Stated problem A
In the restaurant smokers thread, what brand of smoker does bbally say they use for commercial work?
Stated problem B
Give back the restaurant smokers thread from "after watch diners, drive" to "charcoal, or electric?", word for word.
Stated problem C
Add the next part of the restaurant smokers thread, picking up after its final post.

# what type of smokers do resturants use?



## ralphbrown05

after watch diners, drive ins, and dives i started to think how all these bbq joints smoke there food...and how do they channel the smoke outside...and what type of smokers do they use...wood burning, gas, charcoal, or electric?


----------



## meateater

I worked in a BBQ joint many years ago and the owner had a custom made smoker made. It had a natural gas lighter and we used hickory logs. It was vented out the roof of the building thus calling in the local patrons.


----------



## mballi3011

I don't know for a fact but most of them have their pits made to fit the room that the restaurant has to offer. I have a friend who owns a BBQ joint and she had her smoker/pit built to fit the opening she had made in the wall for it.


----------



## bbally

We use Southern Pride smokers for the commercial work.  As do a lot of other places here.


----------



## sumosmoke

In Orlando, I've seen some smokehouse joints build their rigs right into the wall (as others have mentioned). I have yet to see a huge Lang, or other commercial, traditional style smoker (that's non-computerized) linked to a bbq joint.


----------



## ralphbrown05

thanks for the replies guys....sumosmoke what part of florida you from?


----------



## jaxgatorz

She is right down the street in Daytona... Sorry Laurel, figured i'd answer incase u were busy.. I mean with the new throwdown responsibility and all


----------



## ralphbrown05

hey jaxgatorz....im up here in nassau county which is right above you...ha small world


----------



## jaxgatorz

Yes it is, i went H.S. in Fernandina... Of course if u are in Nassau, then u aint in Jax


----------



## ralphbrown05

lol yea i put jax cuz im sure that your the only person who has ever heard of nassau county....what years did you go to fernandina high?

Source material
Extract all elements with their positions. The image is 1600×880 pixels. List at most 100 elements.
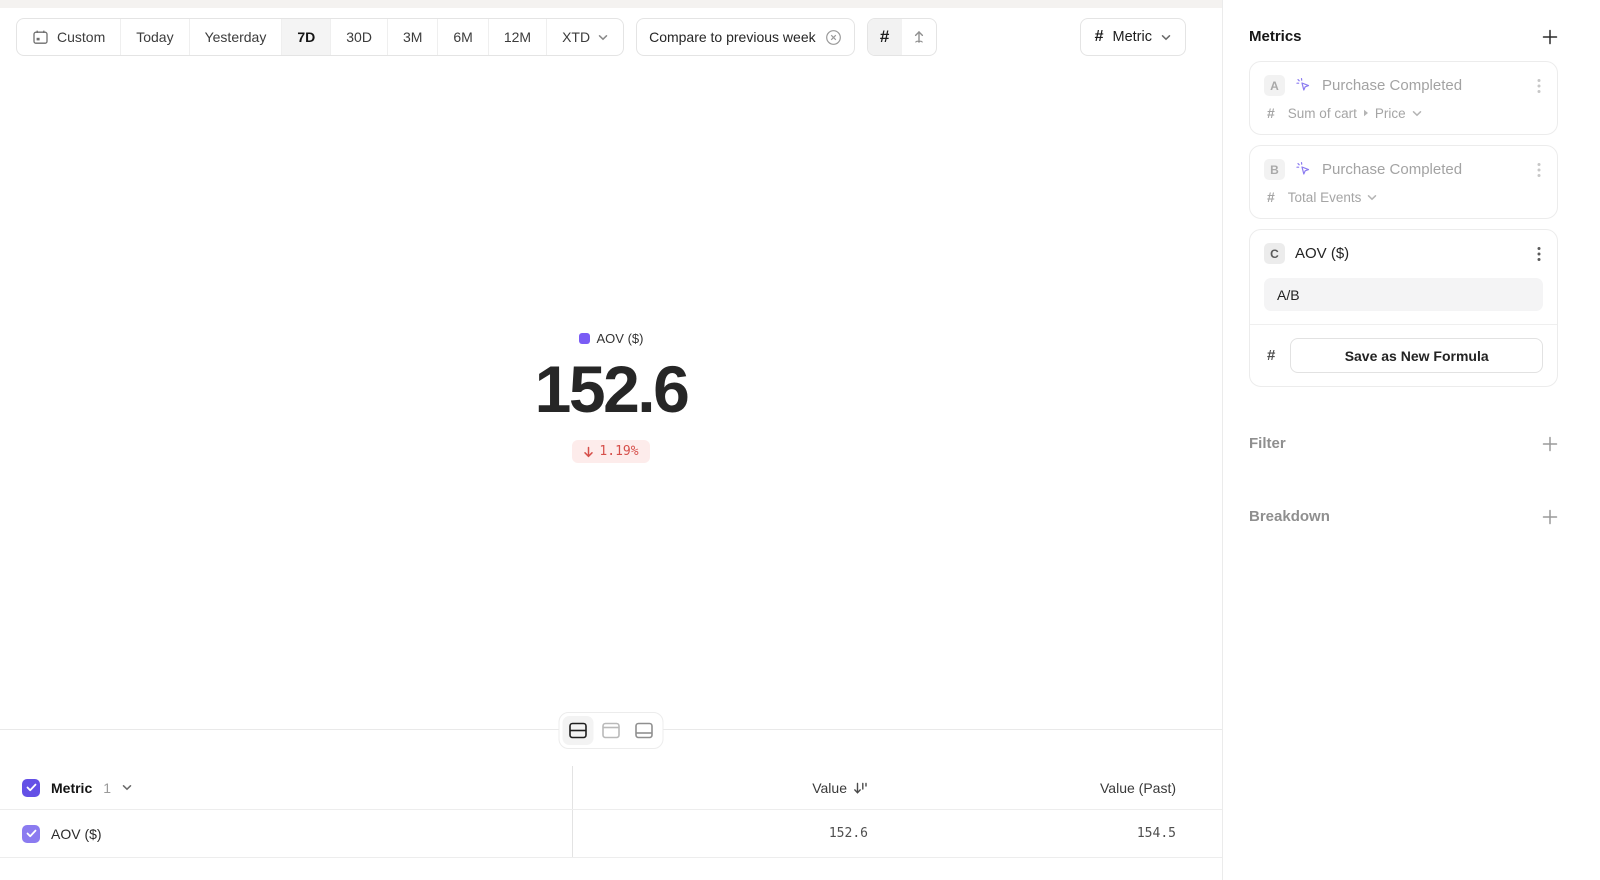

Written reply A
Southern Pride smokers.

Written reply B
after watch diners, drive ins, and dives i started to think how all these bbq joints smoke there food...and how do they channel the smoke outside...and what type of smokers do they use...wood burning, gas, charcoal, or electric?

Written reply C
----------



## danelmore

deleted


----------



## workoutchamp

Ole Hickory and Southern Pride (essentially the same machine) are super popular.  The good thing is you can train people to start it so you can sleep in if needed.

Get a rig like a Lang or similar and you have an "art form" type cooker.  You know how it behaves - but no one else does.

Some of my favorite Joints in TX all have custom pits.

Rudy's

Salt Lick

Ken Hall's (I am sure banged up by now)

all custom - here is a picture of Salt Lick - this runs 24 hrs a day - three guys man the pit.


----------



## workoutchamp

FYI - Salt Lick can serve some folks now - let me tell ya.  Something like 4000/day - gotta check - it is massive.


----------



## smoke_chef

I went to Rudy's just a couple of weeks ago. Dang. That's good Q! We don't have a place like that any where near here that I know of. Dang. Dang. Dang it was good.

Wish I could have made it over to Salt Lick!!! Maybe next time. I'd like to try that place too.


----------



## workoutchamp

Rudy's is one of my faves.  The Turkey Breast is AMAZING!  I wished I knew what they did with it to keep it soooo moist.  They pull it out of the pit and its not dripping (like it would soaking in apple juice or something).  It is just real good - and their "Sause"....

Rudy's BBQ Sause, recommended for after, not before or during sex.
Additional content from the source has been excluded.